[What you will do]:
Take every line from the listing below that contains "implemented".

___ Records to process

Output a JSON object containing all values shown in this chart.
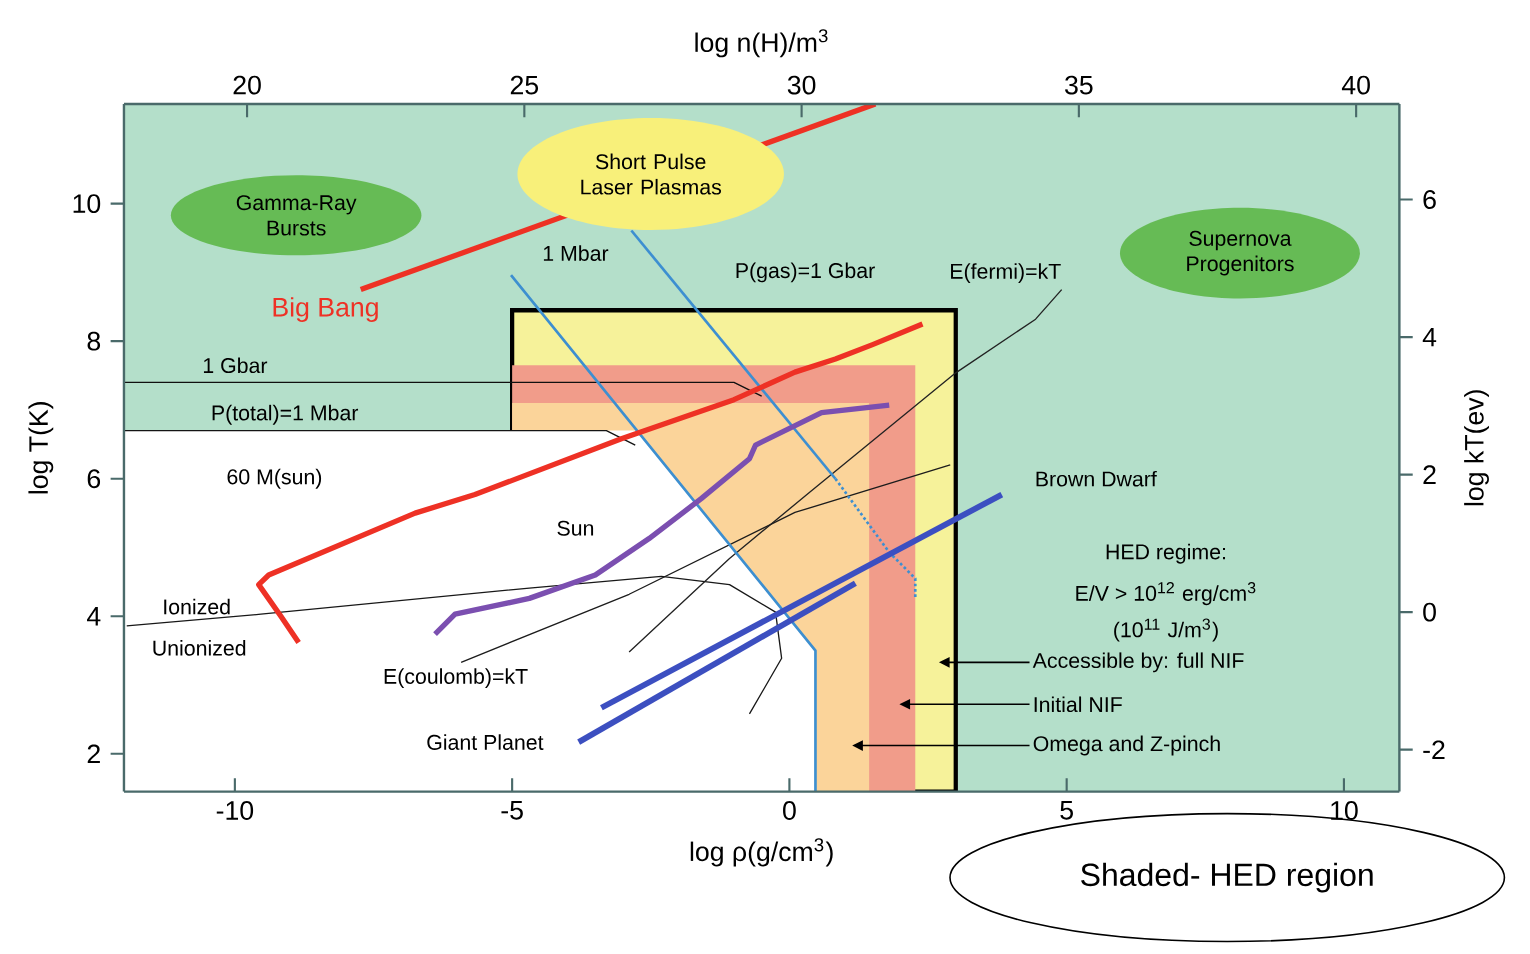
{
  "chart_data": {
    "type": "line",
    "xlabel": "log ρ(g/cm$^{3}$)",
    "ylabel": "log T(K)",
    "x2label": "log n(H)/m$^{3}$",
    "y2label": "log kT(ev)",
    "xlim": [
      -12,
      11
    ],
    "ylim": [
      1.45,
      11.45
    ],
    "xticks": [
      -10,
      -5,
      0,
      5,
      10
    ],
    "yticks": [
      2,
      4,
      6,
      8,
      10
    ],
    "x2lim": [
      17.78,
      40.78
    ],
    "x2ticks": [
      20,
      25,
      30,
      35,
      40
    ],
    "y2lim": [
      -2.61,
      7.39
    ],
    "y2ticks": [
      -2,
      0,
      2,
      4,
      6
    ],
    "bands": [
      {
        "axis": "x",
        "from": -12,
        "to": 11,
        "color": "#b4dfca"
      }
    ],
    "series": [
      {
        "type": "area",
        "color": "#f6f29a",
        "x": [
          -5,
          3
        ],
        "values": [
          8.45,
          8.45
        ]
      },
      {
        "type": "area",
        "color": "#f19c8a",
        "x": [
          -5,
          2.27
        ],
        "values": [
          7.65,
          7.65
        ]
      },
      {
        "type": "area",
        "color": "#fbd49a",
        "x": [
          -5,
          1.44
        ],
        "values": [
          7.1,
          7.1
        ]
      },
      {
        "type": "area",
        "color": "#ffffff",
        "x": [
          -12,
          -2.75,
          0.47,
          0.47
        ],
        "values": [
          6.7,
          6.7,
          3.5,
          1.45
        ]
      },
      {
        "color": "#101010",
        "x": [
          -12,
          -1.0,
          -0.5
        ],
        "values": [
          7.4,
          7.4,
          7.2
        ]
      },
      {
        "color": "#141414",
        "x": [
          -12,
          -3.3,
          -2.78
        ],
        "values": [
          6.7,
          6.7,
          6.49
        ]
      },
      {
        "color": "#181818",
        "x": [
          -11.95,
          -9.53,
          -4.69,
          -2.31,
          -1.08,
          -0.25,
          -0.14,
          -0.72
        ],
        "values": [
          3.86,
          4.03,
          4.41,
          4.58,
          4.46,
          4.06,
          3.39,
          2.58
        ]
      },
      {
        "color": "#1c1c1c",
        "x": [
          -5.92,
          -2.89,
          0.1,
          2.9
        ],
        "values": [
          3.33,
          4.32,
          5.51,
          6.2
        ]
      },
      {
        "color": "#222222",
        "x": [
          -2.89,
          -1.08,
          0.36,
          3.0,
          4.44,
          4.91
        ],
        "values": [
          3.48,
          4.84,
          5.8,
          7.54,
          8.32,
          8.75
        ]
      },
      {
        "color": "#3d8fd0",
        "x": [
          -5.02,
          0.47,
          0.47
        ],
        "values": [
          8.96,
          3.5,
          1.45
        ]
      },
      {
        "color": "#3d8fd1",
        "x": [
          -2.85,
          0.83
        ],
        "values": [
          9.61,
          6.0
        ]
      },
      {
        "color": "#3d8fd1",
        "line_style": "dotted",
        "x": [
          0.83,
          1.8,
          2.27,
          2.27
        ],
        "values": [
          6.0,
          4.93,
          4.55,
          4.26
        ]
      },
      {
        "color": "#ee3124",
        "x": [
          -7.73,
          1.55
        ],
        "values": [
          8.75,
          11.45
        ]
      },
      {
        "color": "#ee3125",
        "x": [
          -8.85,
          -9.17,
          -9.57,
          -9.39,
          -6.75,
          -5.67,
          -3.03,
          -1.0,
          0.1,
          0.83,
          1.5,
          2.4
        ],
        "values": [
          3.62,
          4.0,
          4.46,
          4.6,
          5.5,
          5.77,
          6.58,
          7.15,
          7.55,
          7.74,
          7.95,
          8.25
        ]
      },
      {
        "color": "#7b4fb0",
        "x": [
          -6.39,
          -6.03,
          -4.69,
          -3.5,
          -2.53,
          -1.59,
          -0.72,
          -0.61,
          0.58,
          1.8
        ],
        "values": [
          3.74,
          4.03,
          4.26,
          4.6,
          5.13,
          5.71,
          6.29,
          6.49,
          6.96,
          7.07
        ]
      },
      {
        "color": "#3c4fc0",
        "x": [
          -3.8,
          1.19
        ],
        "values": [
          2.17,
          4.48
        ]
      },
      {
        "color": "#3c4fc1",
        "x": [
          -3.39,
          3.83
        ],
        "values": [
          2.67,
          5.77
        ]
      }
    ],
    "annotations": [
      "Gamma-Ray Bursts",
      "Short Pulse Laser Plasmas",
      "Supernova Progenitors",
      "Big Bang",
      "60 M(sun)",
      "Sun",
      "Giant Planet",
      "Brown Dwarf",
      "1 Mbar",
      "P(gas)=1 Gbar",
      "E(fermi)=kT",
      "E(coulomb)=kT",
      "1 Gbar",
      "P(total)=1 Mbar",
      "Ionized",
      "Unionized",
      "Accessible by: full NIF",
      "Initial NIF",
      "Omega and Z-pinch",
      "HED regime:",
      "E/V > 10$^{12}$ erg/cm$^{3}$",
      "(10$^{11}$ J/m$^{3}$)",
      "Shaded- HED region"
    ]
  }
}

______
___ Records to process

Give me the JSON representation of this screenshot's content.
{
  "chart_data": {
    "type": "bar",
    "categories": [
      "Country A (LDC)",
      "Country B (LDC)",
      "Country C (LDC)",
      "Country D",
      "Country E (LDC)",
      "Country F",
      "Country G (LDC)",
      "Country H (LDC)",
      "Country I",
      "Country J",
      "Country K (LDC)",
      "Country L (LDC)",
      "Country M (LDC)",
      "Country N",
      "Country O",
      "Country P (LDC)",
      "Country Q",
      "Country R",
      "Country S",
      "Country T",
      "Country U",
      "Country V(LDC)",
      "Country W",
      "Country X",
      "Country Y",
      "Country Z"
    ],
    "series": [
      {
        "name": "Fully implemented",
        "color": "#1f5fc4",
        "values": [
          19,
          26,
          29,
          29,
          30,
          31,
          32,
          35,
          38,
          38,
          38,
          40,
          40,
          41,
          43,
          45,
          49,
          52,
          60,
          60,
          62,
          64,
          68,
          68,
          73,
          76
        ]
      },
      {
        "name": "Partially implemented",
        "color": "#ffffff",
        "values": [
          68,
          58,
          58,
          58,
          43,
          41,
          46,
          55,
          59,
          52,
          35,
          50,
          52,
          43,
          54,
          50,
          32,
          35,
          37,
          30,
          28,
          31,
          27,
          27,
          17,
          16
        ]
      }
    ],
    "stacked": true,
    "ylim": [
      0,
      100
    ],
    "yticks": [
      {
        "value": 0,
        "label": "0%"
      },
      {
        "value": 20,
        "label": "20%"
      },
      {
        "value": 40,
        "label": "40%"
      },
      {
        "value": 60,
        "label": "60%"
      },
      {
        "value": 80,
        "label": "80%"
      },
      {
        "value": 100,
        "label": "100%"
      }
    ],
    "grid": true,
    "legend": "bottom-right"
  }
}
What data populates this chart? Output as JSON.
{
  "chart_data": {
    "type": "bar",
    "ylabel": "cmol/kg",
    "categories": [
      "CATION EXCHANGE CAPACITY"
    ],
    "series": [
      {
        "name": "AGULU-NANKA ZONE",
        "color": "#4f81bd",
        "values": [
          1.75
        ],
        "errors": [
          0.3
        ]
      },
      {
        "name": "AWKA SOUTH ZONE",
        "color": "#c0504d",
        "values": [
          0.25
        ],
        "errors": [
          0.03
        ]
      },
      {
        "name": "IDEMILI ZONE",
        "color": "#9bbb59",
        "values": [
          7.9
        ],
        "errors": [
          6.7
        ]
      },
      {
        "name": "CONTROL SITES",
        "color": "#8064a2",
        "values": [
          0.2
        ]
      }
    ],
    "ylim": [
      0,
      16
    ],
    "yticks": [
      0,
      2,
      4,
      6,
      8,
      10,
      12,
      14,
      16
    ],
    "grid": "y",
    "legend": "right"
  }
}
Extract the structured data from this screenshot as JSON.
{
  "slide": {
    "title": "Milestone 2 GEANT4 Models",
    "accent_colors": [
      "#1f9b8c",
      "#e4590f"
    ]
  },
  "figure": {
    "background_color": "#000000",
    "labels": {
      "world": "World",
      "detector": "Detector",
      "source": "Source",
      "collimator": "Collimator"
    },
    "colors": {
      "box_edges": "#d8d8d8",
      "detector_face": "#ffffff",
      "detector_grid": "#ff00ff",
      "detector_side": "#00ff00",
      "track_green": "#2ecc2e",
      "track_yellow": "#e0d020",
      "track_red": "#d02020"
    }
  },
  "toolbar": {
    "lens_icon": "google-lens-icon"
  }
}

______

[Answer below]:
        "name": "Fully implemented",
        "name": "Partially implemented",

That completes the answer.